> **Work to be completed**: Every line below should be repeated exactly.

— Begin —

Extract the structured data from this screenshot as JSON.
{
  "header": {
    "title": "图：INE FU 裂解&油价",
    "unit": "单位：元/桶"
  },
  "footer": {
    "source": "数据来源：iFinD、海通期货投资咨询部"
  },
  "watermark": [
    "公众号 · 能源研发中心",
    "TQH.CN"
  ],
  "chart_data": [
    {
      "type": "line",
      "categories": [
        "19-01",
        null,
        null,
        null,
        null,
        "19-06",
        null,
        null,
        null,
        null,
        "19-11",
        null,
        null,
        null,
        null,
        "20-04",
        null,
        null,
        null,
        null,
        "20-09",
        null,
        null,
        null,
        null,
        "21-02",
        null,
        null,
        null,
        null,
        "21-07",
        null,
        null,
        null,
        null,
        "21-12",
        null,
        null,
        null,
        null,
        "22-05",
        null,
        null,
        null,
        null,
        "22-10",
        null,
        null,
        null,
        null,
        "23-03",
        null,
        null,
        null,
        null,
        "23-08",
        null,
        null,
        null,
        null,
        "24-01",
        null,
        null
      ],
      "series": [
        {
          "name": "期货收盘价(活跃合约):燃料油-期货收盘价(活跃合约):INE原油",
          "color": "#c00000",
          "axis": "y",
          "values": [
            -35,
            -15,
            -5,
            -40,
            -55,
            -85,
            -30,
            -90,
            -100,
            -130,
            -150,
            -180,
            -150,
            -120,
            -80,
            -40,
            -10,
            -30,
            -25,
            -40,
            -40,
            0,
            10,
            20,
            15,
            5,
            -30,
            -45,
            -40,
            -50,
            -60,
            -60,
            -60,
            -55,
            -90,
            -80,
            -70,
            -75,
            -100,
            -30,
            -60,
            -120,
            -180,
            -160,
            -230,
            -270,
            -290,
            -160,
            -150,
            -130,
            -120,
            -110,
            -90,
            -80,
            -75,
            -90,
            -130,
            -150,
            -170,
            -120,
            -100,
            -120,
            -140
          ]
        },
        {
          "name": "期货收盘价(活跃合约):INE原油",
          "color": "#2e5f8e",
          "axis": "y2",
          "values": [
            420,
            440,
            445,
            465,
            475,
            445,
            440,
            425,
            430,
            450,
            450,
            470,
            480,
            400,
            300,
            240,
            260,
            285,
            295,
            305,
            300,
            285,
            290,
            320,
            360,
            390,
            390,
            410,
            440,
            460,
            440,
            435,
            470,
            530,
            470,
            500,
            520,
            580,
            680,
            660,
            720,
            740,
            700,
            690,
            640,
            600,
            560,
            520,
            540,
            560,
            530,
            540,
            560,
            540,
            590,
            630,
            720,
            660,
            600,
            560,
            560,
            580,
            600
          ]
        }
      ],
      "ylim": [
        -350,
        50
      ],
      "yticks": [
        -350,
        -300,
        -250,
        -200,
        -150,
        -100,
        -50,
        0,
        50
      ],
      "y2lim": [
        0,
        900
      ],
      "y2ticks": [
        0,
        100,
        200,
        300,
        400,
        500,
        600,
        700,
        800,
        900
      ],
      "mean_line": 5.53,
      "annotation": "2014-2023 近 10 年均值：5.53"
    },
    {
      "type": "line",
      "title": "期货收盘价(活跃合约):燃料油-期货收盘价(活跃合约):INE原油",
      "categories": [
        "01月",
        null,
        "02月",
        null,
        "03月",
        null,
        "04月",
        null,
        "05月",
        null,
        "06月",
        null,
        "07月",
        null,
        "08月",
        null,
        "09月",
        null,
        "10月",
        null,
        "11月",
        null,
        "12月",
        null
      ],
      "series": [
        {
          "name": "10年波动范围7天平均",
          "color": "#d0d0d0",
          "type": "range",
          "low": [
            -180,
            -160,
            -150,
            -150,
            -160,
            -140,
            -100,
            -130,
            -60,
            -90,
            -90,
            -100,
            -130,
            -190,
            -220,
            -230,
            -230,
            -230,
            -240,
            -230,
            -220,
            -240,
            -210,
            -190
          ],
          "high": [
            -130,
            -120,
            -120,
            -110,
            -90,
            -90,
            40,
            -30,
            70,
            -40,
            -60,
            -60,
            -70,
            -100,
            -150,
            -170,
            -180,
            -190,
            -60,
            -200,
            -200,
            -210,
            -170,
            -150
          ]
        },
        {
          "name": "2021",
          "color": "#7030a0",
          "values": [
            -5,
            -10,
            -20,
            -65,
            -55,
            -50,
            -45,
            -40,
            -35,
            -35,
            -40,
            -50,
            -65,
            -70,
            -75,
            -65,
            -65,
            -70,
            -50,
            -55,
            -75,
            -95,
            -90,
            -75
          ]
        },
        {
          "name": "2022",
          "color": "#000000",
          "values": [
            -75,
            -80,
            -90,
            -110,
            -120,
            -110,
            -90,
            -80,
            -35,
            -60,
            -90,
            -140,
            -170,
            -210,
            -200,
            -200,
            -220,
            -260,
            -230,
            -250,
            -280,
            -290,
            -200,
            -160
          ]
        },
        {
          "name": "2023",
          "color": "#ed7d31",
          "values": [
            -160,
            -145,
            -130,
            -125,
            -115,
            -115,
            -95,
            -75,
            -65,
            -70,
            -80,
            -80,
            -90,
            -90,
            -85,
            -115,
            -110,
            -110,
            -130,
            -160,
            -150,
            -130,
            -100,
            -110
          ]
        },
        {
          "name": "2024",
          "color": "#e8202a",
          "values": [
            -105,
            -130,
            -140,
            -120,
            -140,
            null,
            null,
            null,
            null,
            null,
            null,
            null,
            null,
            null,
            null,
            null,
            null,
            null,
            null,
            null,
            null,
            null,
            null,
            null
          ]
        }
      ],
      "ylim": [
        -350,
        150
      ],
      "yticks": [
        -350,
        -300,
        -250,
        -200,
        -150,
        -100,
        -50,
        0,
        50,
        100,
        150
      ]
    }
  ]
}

— End —

> **Answer to this task**:
Extract the structured data from this screenshot as JSON.
{
  "header": {
    "title": "图：INE FU 裂解&油价",
    "unit": "单位：元/桶"
  },
  "footer": {
    "source": "数据来源：iFinD、海通期货投资咨询部"
  },
  "watermark": [
    "公众号 · 能源研发中心",
    "TQH.CN"
  ],
  "chart_data": [
    {
      "type": "line",
      "categories": [
        "19-01",
        null,
        null,
        null,
        null,
        "19-06",
        null,
        null,
        null,
        null,
        "19-11",
        null,
        null,
        null,
        null,
        "20-04",
        null,
        null,
        null,
        null,
        "20-09",
        null,
        null,
        null,
        null,
        "21-02",
        null,
        null,
        null,
        null,
        "21-07",
        null,
        null,
        null,
        null,
        "21-12",
        null,
        null,
        null,
        null,
        "22-05",
        null,
        null,
        null,
        null,
        "22-10",
        null,
        null,
        null,
        null,
        "23-03",
        null,
        null,
        null,
        null,
        "23-08",
        null,
        null,
        null,
        null,
        "24-01",
        null,
        null
      ],
      "series": [
        {
          "name": "期货收盘价(活跃合约):燃料油-期货收盘价(活跃合约):INE原油",
          "color": "#c00000",
          "axis": "y",
          "values": [
            -35,
            -15,
            -5,
            -40,
            -55,
            -85,
            -30,
            -90,
            -100,
            -130,
            -150,
            -180,
            -150,
            -120,
            -80,
            -40,
            -10,
            -30,
            -25,
            -40,
            -40,
            0,
            10,
            20,
            15,
            5,
            -30,
            -45,
            -40,
            -50,
            -60,
            -60,
            -60,
            -55,
            -90,
            -80,
            -70,
            -75,
            -100,
            -30,
            -60,
            -120,
            -180,
            -160,
            -230,
            -270,
            -290,
            -160,
            -150,
            -130,
            -120,
            -110,
            -90,
            -80,
            -75,
            -90,
            -130,
            -150,
            -170,
            -120,
            -100,
            -120,
            -140
          ]
        },
        {
          "name": "期货收盘价(活跃合约):INE原油",
          "color": "#2e5f8e",
          "axis": "y2",
          "values": [
            420,
            440,
            445,
            465,
            475,
            445,
            440,
            425,
            430,
            450,
            450,
            470,
            480,
            400,
            300,
            240,
            260,
            285,
            295,
            305,
            300,
            285,
            290,
            320,
            360,
            390,
            390,
            410,
            440,
            460,
            440,
            435,
            470,
            530,
            470,
            500,
            520,
            580,
            680,
            660,
            720,
            740,
            700,
            690,
            640,
            600,
            560,
            520,
            540,
            560,
            530,
            540,
            560,
            540,
            590,
            630,
            720,
            660,
            600,
            560,
            560,
            580,
            600
          ]
        }
      ],
      "ylim": [
        -350,
        50
      ],
      "yticks": [
        -350,
        -300,
        -250,
        -200,
        -150,
        -100,
        -50,
        0,
        50
      ],
      "y2lim": [
        0,
        900
      ],
      "y2ticks": [
        0,
        100,
        200,
        300,
        400,
        500,
        600,
        700,
        800,
        900
      ],
      "mean_line": 5.53,
      "annotation": "2014-2023 近 10 年均值：5.53"
    },
    {
      "type": "line",
      "title": "期货收盘价(活跃合约):燃料油-期货收盘价(活跃合约):INE原油",
      "categories": [
        "01月",
        null,
        "02月",
        null,
        "03月",
        null,
        "04月",
        null,
        "05月",
        null,
        "06月",
        null,
        "07月",
        null,
        "08月",
        null,
        "09月",
        null,
        "10月",
        null,
        "11月",
        null,
        "12月",
        null
      ],
      "series": [
        {
          "name": "10年波动范围7天平均",
          "color": "#d0d0d0",
          "type": "range",
          "low": [
            -180,
            -160,
            -150,
            -150,
            -160,
            -140,
            -100,
            -130,
            -60,
            -90,
            -90,
            -100,
            -130,
            -190,
            -220,
            -230,
            -230,
            -230,
            -240,
            -230,
            -220,
            -240,
            -210,
            -190
          ],
          "high": [
            -130,
            -120,
            -120,
            -110,
            -90,
            -90,
            40,
            -30,
            70,
            -40,
            -60,
            -60,
            -70,
            -100,
            -150,
            -170,
            -180,
            -190,
            -60,
            -200,
            -200,
            -210,
            -170,
            -150
          ]
        },
        {
          "name": "2021",
          "color": "#7030a0",
          "values": [
            -5,
            -10,
            -20,
            -65,
            -55,
            -50,
            -45,
            -40,
            -35,
            -35,
            -40,
            -50,
            -65,
            -70,
            -75,
            -65,
            -65,
            -70,
            -50,
            -55,
            -75,
            -95,
            -90,
            -75
          ]
        },
        {
          "name": "2022",
          "color": "#000000",
          "values": [
            -75,
            -80,
            -90,
            -110,
            -120,
            -110,
            -90,
            -80,
            -35,
            -60,
            -90,
            -140,
            -170,
            -210,
            -200,
            -200,
            -220,
            -260,
            -230,
            -250,
            -280,
            -290,
            -200,
            -160
          ]
        },
        {
          "name": "2023",
          "color": "#ed7d31",
          "values": [
            -160,
            -145,
            -130,
            -125,
            -115,
            -115,
            -95,
            -75,
            -65,
            -70,
            -80,
            -80,
            -90,
            -90,
            -85,
            -115,
            -110,
            -110,
            -130,
            -160,
            -150,
            -130,
            -100,
            -110
          ]
        },
        {
          "name": "2024",
          "color": "#e8202a",
          "values": [
            -105,
            -130,
            -140,
            -120,
            -140,
            null,
            null,
            null,
            null,
            null,
            null,
            null,
            null,
            null,
            null,
            null,
            null,
            null,
            null,
            null,
            null,
            null,
            null,
            null
          ]
        }
      ],
      "ylim": [
        -350,
        150
      ],
      "yticks": [
        -350,
        -300,
        -250,
        -200,
        -150,
        -100,
        -50,
        0,
        50,
        100,
        150
      ]
    }
  ]
}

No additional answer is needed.